* RECORDS FOR THIS EXERCISE
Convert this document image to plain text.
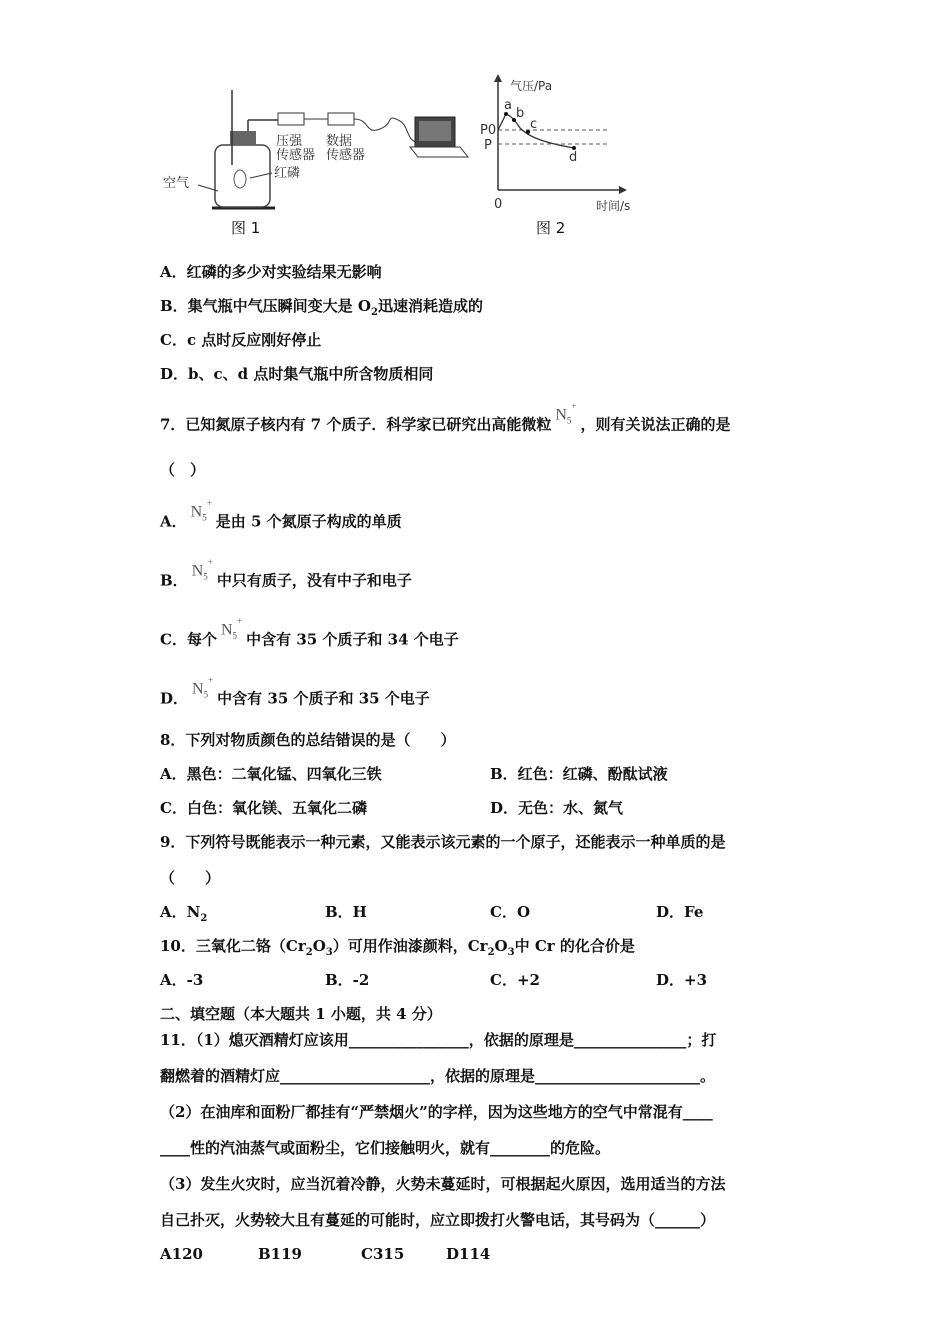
压强
传感器
数据
传感器
红磷
空气
图 1
a
b
c
d
气压/Pa
时间/s
0
P0
P
图 2
A．红磷的多少对实验结果无影响
B．集气瓶中气压瞬间变大是 $O_2$迅速消耗造成的
C．c 点时反应刚好停止
D．b、c、d 点时集气瓶中所含物质相同
7．已知氮原子核内有 7 个质子．科学家已研究出高能微粒$N_5^+$，则有关说法正确的是
（　）
A．$N_5^+$是由 5 个氮原子构成的单质
B．$N_5^+$中只有质子，没有中子和电子
C．每个$N_5^+$中含有 35 个质子和 34 个电子
D．$N_5^+$中含有 35 个质子和 35 个电子
8．下列对物质颜色的总结错误的是（　　）
A．黑色：二氧化锰、四氧化三铁	B．红色：红磷、酚酞试液
C．白色：氧化镁、五氧化二磷	D．无色：水、氮气
9．下列符号既能表示一种元素，又能表示该元素的一个原子，还能表示一种单质的是
（　　）
A．$N_2$	B．H	C．O	D．Fe
10．三氧化二铬$(Cr_2O_3)$可用作油漆颜料，$Cr_2O_3$中 Cr 的化合价是
A．-3	B．-2	C．+2	D．+3
二、填空题（本大题共 1 小题，共 4 分）
11．（1）熄灭酒精灯应该用________________，依据的原理是_______________；打
翻燃着的酒精灯应____________________，依据的原理是______________________。
（2）在油库和面粉厂都挂有“严禁烟火”的字样，因为这些地方的空气中常混有____
____性的汽油蒸气或面粉尘，它们接触明火，就有________的危险。
（3）发生火灾时，应当沉着冷静，火势未蔓延时，可根据起火原因，选用适当的方法
自己扑灭，火势较大且有蔓延的可能时，应立即拨打火警电话，其号码为（______）
A120	B119	C315	D114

* WHAT YOU NEED TO DO
Leave out the pictures and copy everything else in the records word for word.

* THE SOLUTION
Convert this document image to plain text.
压强
传感器
数据
传感器
红磷
空气
图 1
a
b
c
d
气压/Pa
时间/s
0
P0
P
图 2
A．红磷的多少对实验结果无影响
B．集气瓶中气压瞬间变大是 $O_2$迅速消耗造成的
C．c 点时反应刚好停止
D．b、c、d 点时集气瓶中所含物质相同
7．已知氮原子核内有 7 个质子．科学家已研究出高能微粒$N_5^+$，则有关说法正确的是
（　）
A．$N_5^+$是由 5 个氮原子构成的单质
B．$N_5^+$中只有质子，没有中子和电子
C．每个$N_5^+$中含有 35 个质子和 34 个电子
D．$N_5^+$中含有 35 个质子和 35 个电子
8．下列对物质颜色的总结错误的是（　　）
A．黑色：二氧化锰、四氧化三铁	B．红色：红磷、酚酞试液
C．白色：氧化镁、五氧化二磷	D．无色：水、氮气
9．下列符号既能表示一种元素，又能表示该元素的一个原子，还能表示一种单质的是
（　　）
A．$N_2$	B．H	C．O	D．Fe
10．三氧化二铬$(Cr_2O_3)$可用作油漆颜料，$Cr_2O_3$中 Cr 的化合价是
A．-3	B．-2	C．+2	D．+3
二、填空题（本大题共 1 小题，共 4 分）
11．（1）熄灭酒精灯应该用________________，依据的原理是_______________；打
翻燃着的酒精灯应____________________，依据的原理是______________________。
（2）在油库和面粉厂都挂有“严禁烟火”的字样，因为这些地方的空气中常混有____
____性的汽油蒸气或面粉尘，它们接触明火，就有________的危险。
（3）发生火灾时，应当沉着冷静，火势未蔓延时，可根据起火原因，选用适当的方法
自己扑灭，火势较大且有蔓延的可能时，应立即拨打火警电话，其号码为（______）
A120	B119	C315	D114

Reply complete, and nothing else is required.